_Provided data_:
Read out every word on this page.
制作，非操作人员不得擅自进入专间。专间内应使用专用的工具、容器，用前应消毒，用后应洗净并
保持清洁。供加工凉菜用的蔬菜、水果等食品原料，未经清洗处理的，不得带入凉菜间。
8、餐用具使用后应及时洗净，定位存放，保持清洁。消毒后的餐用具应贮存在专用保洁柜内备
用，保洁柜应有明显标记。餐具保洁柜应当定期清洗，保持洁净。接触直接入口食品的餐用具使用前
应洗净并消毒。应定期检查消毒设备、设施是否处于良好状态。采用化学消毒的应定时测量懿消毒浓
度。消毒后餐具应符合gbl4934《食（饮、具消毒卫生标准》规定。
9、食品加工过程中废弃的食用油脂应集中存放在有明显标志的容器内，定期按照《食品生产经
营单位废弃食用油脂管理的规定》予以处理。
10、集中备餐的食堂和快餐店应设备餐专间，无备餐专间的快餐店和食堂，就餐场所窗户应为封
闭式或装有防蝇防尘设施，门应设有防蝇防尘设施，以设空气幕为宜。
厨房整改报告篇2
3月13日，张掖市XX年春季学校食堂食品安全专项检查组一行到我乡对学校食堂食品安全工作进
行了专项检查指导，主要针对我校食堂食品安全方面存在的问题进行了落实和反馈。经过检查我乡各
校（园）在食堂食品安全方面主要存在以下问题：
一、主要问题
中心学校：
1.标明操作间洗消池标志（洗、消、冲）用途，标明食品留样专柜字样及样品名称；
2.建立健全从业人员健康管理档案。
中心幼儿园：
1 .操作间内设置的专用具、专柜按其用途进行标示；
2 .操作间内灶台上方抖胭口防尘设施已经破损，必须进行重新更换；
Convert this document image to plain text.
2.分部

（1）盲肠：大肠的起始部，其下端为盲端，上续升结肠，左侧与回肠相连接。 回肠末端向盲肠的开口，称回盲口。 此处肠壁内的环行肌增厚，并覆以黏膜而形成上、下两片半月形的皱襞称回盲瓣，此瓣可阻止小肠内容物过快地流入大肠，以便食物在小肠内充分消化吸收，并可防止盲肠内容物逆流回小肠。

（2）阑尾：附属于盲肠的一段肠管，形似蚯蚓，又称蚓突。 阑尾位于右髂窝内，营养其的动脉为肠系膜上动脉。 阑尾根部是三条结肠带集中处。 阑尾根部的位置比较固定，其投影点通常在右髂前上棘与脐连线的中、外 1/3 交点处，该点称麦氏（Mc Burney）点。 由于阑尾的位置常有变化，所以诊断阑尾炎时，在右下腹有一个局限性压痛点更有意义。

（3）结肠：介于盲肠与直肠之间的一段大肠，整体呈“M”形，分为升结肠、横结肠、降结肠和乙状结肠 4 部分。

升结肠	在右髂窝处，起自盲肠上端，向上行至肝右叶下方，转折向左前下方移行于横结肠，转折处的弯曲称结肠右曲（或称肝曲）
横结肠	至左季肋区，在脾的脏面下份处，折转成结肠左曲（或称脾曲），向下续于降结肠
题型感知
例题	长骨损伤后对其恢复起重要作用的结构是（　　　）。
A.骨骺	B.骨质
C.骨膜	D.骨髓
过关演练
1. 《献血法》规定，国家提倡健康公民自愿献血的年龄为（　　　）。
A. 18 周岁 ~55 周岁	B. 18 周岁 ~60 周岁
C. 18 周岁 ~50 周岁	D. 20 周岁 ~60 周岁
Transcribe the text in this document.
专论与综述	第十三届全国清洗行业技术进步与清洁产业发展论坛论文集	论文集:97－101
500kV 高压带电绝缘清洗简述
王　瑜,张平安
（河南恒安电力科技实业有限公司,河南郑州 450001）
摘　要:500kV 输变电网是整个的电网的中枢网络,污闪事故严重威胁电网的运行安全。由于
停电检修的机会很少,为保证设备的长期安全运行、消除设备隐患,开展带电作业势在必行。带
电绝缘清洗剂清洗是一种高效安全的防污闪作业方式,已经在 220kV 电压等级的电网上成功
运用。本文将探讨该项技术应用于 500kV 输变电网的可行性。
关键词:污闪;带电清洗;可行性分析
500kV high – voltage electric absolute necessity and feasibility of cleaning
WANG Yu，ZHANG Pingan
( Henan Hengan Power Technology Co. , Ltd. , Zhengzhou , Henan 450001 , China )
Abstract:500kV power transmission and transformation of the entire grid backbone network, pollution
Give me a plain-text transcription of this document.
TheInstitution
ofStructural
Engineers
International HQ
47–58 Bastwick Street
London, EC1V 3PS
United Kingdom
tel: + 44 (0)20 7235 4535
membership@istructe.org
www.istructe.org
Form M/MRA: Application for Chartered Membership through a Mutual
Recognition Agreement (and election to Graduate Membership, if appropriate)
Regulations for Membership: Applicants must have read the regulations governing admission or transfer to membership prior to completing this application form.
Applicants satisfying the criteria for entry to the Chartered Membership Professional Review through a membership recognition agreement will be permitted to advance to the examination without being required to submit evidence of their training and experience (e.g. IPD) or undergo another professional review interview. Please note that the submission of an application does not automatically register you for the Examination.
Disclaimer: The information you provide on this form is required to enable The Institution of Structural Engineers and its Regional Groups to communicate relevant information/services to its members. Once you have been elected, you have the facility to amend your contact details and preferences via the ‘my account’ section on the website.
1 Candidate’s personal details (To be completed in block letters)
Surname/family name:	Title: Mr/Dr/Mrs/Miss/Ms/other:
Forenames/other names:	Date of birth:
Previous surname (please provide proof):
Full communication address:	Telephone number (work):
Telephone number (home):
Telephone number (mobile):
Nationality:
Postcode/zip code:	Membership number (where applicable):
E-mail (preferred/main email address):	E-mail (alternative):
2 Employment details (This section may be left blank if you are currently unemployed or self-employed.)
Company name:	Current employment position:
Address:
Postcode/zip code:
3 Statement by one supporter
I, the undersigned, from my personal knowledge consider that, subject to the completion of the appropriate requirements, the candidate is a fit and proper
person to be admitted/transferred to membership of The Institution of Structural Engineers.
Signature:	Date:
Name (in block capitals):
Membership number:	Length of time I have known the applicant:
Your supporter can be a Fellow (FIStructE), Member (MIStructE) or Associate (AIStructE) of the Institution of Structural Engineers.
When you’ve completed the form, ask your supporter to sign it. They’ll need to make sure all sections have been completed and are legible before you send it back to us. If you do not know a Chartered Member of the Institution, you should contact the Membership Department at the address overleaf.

_Task_:
Write out the data exactly as it stands.

_Solution to the problem_:
Read out every word on this page.
制作，非操作人员不得擅自进入专间。专间内应使用专用的工具、容器，用前应消毒，用后应洗净并
保持清洁。供加工凉菜用的蔬菜、水果等食品原料，未经清洗处理的，不得带入凉菜间。
8、餐用具使用后应及时洗净，定位存放，保持清洁。消毒后的餐用具应贮存在专用保洁柜内备
用，保洁柜应有明显标记。餐具保洁柜应当定期清洗，保持洁净。接触直接入口食品的餐用具使用前
应洗净并消毒。应定期检查消毒设备、设施是否处于良好状态。采用化学消毒的应定时测量懿消毒浓
度。消毒后餐具应符合gbl4934《食（饮、具消毒卫生标准》规定。
9、食品加工过程中废弃的食用油脂应集中存放在有明显标志的容器内，定期按照《食品生产经
营单位废弃食用油脂管理的规定》予以处理。
10、集中备餐的食堂和快餐店应设备餐专间，无备餐专间的快餐店和食堂，就餐场所窗户应为封
闭式或装有防蝇防尘设施，门应设有防蝇防尘设施，以设空气幕为宜。
厨房整改报告篇2
3月13日，张掖市XX年春季学校食堂食品安全专项检查组一行到我乡对学校食堂食品安全工作进
行了专项检查指导，主要针对我校食堂食品安全方面存在的问题进行了落实和反馈。经过检查我乡各
校（园）在食堂食品安全方面主要存在以下问题：
一、主要问题
中心学校：
1.标明操作间洗消池标志（洗、消、冲）用途，标明食品留样专柜字样及样品名称；
2.建立健全从业人员健康管理档案。
中心幼儿园：
1 .操作间内设置的专用具、专柜按其用途进行标示；
2 .操作间内灶台上方抖胭口防尘设施已经破损，必须进行重新更换；
Convert this document image to plain text.
2.分部

（1）盲肠：大肠的起始部，其下端为盲端，上续升结肠，左侧与回肠相连接。 回肠末端向盲肠的开口，称回盲口。 此处肠壁内的环行肌增厚，并覆以黏膜而形成上、下两片半月形的皱襞称回盲瓣，此瓣可阻止小肠内容物过快地流入大肠，以便食物在小肠内充分消化吸收，并可防止盲肠内容物逆流回小肠。

（2）阑尾：附属于盲肠的一段肠管，形似蚯蚓，又称蚓突。 阑尾位于右髂窝内，营养其的动脉为肠系膜上动脉。 阑尾根部是三条结肠带集中处。 阑尾根部的位置比较固定，其投影点通常在右髂前上棘与脐连线的中、外 1/3 交点处，该点称麦氏（Mc Burney）点。 由于阑尾的位置常有变化，所以诊断阑尾炎时，在右下腹有一个局限性压痛点更有意义。

（3）结肠：介于盲肠与直肠之间的一段大肠，整体呈“M”形，分为升结肠、横结肠、降结肠和乙状结肠 4 部分。

升结肠	在右髂窝处，起自盲肠上端，向上行至肝右叶下方，转折向左前下方移行于横结肠，转折处的弯曲称结肠右曲（或称肝曲）
横结肠	至左季肋区，在脾的脏面下份处，折转成结肠左曲（或称脾曲），向下续于降结肠
题型感知
例题	长骨损伤后对其恢复起重要作用的结构是（　　　）。
A.骨骺	B.骨质
C.骨膜	D.骨髓
过关演练
1. 《献血法》规定，国家提倡健康公民自愿献血的年龄为（　　　）。
A. 18 周岁 ~55 周岁	B. 18 周岁 ~60 周岁
C. 18 周岁 ~50 周岁	D. 20 周岁 ~60 周岁
Transcribe the text in this document.
专论与综述	第十三届全国清洗行业技术进步与清洁产业发展论坛论文集	论文集:97－101
500kV 高压带电绝缘清洗简述
王　瑜,张平安
（河南恒安电力科技实业有限公司,河南郑州 450001）
摘　要:500kV 输变电网是整个的电网的中枢网络,污闪事故严重威胁电网的运行安全。由于
停电检修的机会很少,为保证设备的长期安全运行、消除设备隐患,开展带电作业势在必行。带
电绝缘清洗剂清洗是一种高效安全的防污闪作业方式,已经在 220kV 电压等级的电网上成功
运用。本文将探讨该项技术应用于 500kV 输变电网的可行性。
关键词:污闪;带电清洗;可行性分析
500kV high – voltage electric absolute necessity and feasibility of cleaning
WANG Yu，ZHANG Pingan
( Henan Hengan Power Technology Co. , Ltd. , Zhengzhou , Henan 450001 , China )
Abstract:500kV power transmission and transformation of the entire grid backbone network, pollution
Give me a plain-text transcription of this document.
TheInstitution
ofStructural
Engineers
International HQ
47–58 Bastwick Street
London, EC1V 3PS
United Kingdom
tel: + 44 (0)20 7235 4535
membership@istructe.org
www.istructe.org
Form M/MRA: Application for Chartered Membership through a Mutual
Recognition Agreement (and election to Graduate Membership, if appropriate)
Regulations for Membership: Applicants must have read the regulations governing admission or transfer to membership prior to completing this application form.
Applicants satisfying the criteria for entry to the Chartered Membership Professional Review through a membership recognition agreement will be permitted to advance to the examination without being required to submit evidence of their training and experience (e.g. IPD) or undergo another professional review interview. Please note that the submission of an application does not automatically register you for the Examination.
Disclaimer: The information you provide on this form is required to enable The Institution of Structural Engineers and its Regional Groups to communicate relevant information/services to its members. Once you have been elected, you have the facility to amend your contact details and preferences via the ‘my account’ section on the website.
1 Candidate’s personal details (To be completed in block letters)
Surname/family name:	Title: Mr/Dr/Mrs/Miss/Ms/other:
Forenames/other names:	Date of birth:
Previous surname (please provide proof):
Full communication address:	Telephone number (work):
Telephone number (home):
Telephone number (mobile):
Nationality:
Postcode/zip code:	Membership number (where applicable):
E-mail (preferred/main email address):	E-mail (alternative):
2 Employment details (This section may be left blank if you are currently unemployed or self-employed.)
Company name:	Current employment position:
Address:
Postcode/zip code:
3 Statement by one supporter
I, the undersigned, from my personal knowledge consider that, subject to the completion of the appropriate requirements, the candidate is a fit and proper
person to be admitted/transferred to membership of The Institution of Structural Engineers.
Signature:	Date:
Name (in block capitals):
Membership number:	Length of time I have known the applicant:
Your supporter can be a Fellow (FIStructE), Member (MIStructE) or Associate (AIStructE) of the Institution of Structural Engineers.
When you’ve completed the form, ask your supporter to sign it. They’ll need to make sure all sections have been completed and are legible before you send it back to us. If you do not know a Chartered Member of the Institution, you should contact the Membership Department at the address overleaf.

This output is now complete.